_Stated problem_:
Please repeat all of the listing exactly.

_Supplied material_:

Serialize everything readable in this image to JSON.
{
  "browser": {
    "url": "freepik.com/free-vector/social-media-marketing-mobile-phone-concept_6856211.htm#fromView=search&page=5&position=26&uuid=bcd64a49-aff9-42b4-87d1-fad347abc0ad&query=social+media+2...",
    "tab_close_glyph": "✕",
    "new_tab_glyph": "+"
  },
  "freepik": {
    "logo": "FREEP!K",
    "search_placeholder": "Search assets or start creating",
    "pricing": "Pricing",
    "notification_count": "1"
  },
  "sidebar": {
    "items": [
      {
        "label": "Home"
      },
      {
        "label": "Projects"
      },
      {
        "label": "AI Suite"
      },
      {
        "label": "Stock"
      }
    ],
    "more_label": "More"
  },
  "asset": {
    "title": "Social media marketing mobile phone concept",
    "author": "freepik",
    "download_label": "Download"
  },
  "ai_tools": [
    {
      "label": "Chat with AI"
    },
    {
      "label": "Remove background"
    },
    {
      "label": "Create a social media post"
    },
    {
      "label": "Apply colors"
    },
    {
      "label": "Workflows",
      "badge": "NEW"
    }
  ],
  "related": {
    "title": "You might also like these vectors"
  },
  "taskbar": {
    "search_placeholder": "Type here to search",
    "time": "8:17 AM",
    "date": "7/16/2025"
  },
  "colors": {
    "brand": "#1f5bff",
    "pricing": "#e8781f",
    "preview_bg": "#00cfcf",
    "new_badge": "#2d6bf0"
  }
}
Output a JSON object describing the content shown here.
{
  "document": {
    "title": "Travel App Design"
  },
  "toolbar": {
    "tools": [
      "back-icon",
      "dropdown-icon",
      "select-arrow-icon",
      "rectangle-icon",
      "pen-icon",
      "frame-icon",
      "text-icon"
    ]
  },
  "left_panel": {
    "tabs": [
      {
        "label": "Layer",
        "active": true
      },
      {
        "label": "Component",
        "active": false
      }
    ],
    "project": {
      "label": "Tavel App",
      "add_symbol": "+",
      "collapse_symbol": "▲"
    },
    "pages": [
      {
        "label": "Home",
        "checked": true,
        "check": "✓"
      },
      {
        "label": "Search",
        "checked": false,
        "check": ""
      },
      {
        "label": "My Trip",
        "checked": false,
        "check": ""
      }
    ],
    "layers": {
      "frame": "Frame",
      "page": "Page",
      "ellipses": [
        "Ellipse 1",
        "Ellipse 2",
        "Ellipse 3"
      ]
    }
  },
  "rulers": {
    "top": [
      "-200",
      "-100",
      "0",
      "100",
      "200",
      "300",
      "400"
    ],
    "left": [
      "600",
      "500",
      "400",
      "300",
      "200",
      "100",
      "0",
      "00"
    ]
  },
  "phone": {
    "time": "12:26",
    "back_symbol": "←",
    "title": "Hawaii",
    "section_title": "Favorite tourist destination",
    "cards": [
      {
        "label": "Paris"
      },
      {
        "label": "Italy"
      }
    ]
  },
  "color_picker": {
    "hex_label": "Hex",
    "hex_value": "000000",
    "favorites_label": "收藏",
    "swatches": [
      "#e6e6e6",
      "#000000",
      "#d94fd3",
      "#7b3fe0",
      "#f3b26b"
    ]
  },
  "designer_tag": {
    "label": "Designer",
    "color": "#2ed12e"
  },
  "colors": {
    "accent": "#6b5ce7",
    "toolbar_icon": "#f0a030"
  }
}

_Task answer_:
Serialize everything readable in this image to JSON.
{
  "browser": {
    "url": "freepik.com/free-vector/social-media-marketing-mobile-phone-concept_6856211.htm#fromView=search&page=5&position=26&uuid=bcd64a49-aff9-42b4-87d1-fad347abc0ad&query=social+media+2...",
    "tab_close_glyph": "✕",
    "new_tab_glyph": "+"
  },
  "freepik": {
    "logo": "FREEP!K",
    "search_placeholder": "Search assets or start creating",
    "pricing": "Pricing",
    "notification_count": "1"
  },
  "sidebar": {
    "items": [
      {
        "label": "Home"
      },
      {
        "label": "Projects"
      },
      {
        "label": "AI Suite"
      },
      {
        "label": "Stock"
      }
    ],
    "more_label": "More"
  },
  "asset": {
    "title": "Social media marketing mobile phone concept",
    "author": "freepik",
    "download_label": "Download"
  },
  "ai_tools": [
    {
      "label": "Chat with AI"
    },
    {
      "label": "Remove background"
    },
    {
      "label": "Create a social media post"
    },
    {
      "label": "Apply colors"
    },
    {
      "label": "Workflows",
      "badge": "NEW"
    }
  ],
  "related": {
    "title": "You might also like these vectors"
  },
  "taskbar": {
    "search_placeholder": "Type here to search",
    "time": "8:17 AM",
    "date": "7/16/2025"
  },
  "colors": {
    "brand": "#1f5bff",
    "pricing": "#e8781f",
    "preview_bg": "#00cfcf",
    "new_badge": "#2d6bf0"
  }
}
Output a JSON object describing the content shown here.
{
  "document": {
    "title": "Travel App Design"
  },
  "toolbar": {
    "tools": [
      "back-icon",
      "dropdown-icon",
      "select-arrow-icon",
      "rectangle-icon",
      "pen-icon",
      "frame-icon",
      "text-icon"
    ]
  },
  "left_panel": {
    "tabs": [
      {
        "label": "Layer",
        "active": true
      },
      {
        "label": "Component",
        "active": false
      }
    ],
    "project": {
      "label": "Tavel App",
      "add_symbol": "+",
      "collapse_symbol": "▲"
    },
    "pages": [
      {
        "label": "Home",
        "checked": true,
        "check": "✓"
      },
      {
        "label": "Search",
        "checked": false,
        "check": ""
      },
      {
        "label": "My Trip",
        "checked": false,
        "check": ""
      }
    ],
    "layers": {
      "frame": "Frame",
      "page": "Page",
      "ellipses": [
        "Ellipse 1",
        "Ellipse 2",
        "Ellipse 3"
      ]
    }
  },
  "rulers": {
    "top": [
      "-200",
      "-100",
      "0",
      "100",
      "200",
      "300",
      "400"
    ],
    "left": [
      "600",
      "500",
      "400",
      "300",
      "200",
      "100",
      "0",
      "00"
    ]
  },
  "phone": {
    "time": "12:26",
    "back_symbol": "←",
    "title": "Hawaii",
    "section_title": "Favorite tourist destination",
    "cards": [
      {
        "label": "Paris"
      },
      {
        "label": "Italy"
      }
    ]
  },
  "color_picker": {
    "hex_label": "Hex",
    "hex_value": "000000",
    "favorites_label": "收藏",
    "swatches": [
      "#e6e6e6",
      "#000000",
      "#d94fd3",
      "#7b3fe0",
      "#f3b26b"
    ]
  },
  "designer_tag": {
    "label": "Designer",
    "color": "#2ed12e"
  },
  "colors": {
    "accent": "#6b5ce7",
    "toolbar_icon": "#f0a030"
  }
}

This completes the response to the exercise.